### [What you should do]
Extend the passage on machine learning prediction of VCPLAT values in patients with neuromuscular disorders, picking up after its final sentence.

[[ Extract, beginning ]]

Compared with similar works in machine learning, we have verified through experiments that machine learning regression methods can achieve good results in the prediction of important medical indicators. Among them, ensemble boosting learning methods have significant advantages. Existing research generally focused on the diagnosis and classification of neuromuscular diseases and pay less attention to the analysis and prediction of important indicators of patients. The methods proposed in this article realizes the innovation of machine learning in the medical application of neuromuscular diseases.

5. Conclusions

Comparing and analyzing the experimental results, we can draw the following conclusions: (1) Correlation Analysis and RFECV can screen valuable parts from many medical indicators and provide high-quality input variables for prediction model. (2) The prediction model combining RFECV and LightGBM algorithm performed well in both cross validation and test set evaluation, which can accurately and effectively predict VCPLAT values in patients with neuromuscular disorders.

[[ Extract, end ]]
[[ Provided material, beginning ]]

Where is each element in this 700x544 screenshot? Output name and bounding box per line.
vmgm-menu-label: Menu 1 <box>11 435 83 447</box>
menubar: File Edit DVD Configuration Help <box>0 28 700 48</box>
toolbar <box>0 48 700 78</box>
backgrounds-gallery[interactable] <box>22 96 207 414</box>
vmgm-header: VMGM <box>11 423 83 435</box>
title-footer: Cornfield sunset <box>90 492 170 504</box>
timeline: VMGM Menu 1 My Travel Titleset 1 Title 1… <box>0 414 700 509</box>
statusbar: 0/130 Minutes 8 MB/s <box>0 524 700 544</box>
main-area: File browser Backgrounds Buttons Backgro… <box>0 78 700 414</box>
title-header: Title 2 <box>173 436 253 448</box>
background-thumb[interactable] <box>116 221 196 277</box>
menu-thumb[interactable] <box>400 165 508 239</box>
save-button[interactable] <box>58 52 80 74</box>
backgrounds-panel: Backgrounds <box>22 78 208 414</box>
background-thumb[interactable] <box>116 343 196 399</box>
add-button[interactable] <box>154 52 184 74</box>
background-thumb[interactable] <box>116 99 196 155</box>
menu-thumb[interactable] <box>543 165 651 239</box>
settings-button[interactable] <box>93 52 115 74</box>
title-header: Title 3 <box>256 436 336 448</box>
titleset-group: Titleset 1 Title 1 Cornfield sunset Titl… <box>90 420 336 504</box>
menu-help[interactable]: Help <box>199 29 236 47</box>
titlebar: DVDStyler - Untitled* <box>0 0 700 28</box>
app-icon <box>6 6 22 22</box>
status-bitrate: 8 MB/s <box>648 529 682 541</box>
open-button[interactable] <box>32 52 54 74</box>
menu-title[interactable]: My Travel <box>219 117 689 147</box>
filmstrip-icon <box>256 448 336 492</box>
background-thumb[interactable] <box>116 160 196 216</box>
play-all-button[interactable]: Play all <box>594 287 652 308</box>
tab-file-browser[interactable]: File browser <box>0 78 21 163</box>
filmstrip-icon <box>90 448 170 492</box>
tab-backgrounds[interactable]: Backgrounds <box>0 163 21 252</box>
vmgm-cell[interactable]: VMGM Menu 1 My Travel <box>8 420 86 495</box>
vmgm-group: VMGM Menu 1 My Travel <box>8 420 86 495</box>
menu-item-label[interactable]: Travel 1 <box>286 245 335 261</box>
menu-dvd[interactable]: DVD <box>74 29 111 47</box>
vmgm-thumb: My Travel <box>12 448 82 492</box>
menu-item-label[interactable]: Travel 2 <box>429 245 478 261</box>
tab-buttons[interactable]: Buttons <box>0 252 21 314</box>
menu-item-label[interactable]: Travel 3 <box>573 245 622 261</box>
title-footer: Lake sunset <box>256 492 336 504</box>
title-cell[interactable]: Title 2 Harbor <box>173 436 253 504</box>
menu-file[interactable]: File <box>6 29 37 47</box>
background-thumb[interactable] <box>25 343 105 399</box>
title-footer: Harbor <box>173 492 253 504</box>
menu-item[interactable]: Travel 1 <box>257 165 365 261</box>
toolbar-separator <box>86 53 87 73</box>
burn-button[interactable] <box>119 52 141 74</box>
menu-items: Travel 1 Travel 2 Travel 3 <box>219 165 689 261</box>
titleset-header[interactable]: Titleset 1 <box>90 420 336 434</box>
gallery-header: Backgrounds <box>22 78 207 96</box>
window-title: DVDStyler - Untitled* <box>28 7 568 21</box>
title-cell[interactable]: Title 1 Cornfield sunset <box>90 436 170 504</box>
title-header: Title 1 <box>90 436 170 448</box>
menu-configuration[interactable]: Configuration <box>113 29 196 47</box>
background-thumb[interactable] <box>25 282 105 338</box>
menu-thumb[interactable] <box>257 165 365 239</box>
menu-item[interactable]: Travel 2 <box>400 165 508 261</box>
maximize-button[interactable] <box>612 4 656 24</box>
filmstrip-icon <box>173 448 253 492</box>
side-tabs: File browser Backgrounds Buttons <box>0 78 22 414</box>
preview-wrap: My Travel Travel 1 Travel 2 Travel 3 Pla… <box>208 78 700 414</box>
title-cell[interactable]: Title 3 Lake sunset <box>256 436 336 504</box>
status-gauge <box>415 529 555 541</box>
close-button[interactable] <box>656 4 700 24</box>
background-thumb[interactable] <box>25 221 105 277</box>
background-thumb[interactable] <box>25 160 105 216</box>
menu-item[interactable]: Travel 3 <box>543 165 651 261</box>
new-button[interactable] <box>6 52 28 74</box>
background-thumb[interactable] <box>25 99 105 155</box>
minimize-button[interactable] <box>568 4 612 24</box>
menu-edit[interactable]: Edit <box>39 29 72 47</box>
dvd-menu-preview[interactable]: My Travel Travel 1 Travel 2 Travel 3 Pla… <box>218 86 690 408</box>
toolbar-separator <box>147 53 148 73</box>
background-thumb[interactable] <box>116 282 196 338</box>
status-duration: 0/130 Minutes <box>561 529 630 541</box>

[[ Provided material, end ]]

### [Reply to the task]
The model proposed in this paper can provide guidance and aid decision-making for doctors in clinical diagnosis and treatment and has the significance of theoretical research and practical application. First, the model greatly reduces the number of medical indicators needed to determine the value of VCPLAT. This can reduce the number of testing items for patients.

Second, the model can accurately predict the patient’s VCPLAT. The VCPLAT is an indication of disease severity for pediatric diseases. For Duchenne muscular dystrophy, the progression rate of disease is related to VCPLAT. Doctors can use the predictive value of VCPLAT to help predict the severity of ventilatory pump failure for patients with Duchenne muscular dystrophy. So, doctors can prepare in advance and take corresponding protective measures such has indicating when to introduce lung volume recruitment to possibly preserve vital capacity, which enables patients to be treated promptly and properly when ventilatory pump failure occurs.

Third, the model can indicate which medical indicators have an impact on the VCPLAT. The model provides guidance for medical research. Experts and scholars in the medical field can analyze the correlation between various indicators and the VCPLAT from a pathological perspective.

6. Limitations and Further Study

The study in this paper has the following limitations for further research.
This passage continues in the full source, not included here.